What you need to do —
Give the data again, word for word.

Saved data entries:
◇ ◇ ◇ ◇ ◇

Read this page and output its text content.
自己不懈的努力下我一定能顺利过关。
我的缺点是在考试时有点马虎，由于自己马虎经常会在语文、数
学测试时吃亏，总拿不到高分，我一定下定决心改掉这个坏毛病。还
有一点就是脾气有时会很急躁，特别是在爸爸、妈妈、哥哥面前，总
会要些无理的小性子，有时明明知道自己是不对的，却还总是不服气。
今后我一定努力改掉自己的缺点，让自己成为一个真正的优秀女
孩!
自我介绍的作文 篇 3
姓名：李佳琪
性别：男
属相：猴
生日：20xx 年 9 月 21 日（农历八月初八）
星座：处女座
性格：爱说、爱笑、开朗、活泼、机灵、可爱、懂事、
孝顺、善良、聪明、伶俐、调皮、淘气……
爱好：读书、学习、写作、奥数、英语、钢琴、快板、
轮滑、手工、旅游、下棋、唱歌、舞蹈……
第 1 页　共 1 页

◇ ◇ ◇ ◇ ◇

The answer —
Read this page and output its text content.
自己不懈的努力下我一定能顺利过关。
我的缺点是在考试时有点马虎，由于自己马虎经常会在语文、数
学测试时吃亏，总拿不到高分，我一定下定决心改掉这个坏毛病。还
有一点就是脾气有时会很急躁，特别是在爸爸、妈妈、哥哥面前，总
会要些无理的小性子，有时明明知道自己是不对的，却还总是不服气。
今后我一定努力改掉自己的缺点，让自己成为一个真正的优秀女
孩!
自我介绍的作文 篇 3
姓名：李佳琪
性别：男
属相：猴
生日：20xx 年 9 月 21 日（农历八月初八）
星座：处女座
性格：爱说、爱笑、开朗、活泼、机灵、可爱、懂事、
孝顺、善良、聪明、伶俐、调皮、淘气……
爱好：读书、学习、写作、奥数、英语、钢琴、快板、
轮滑、手工、旅游、下棋、唱歌、舞蹈……
第 1 页　共 1 页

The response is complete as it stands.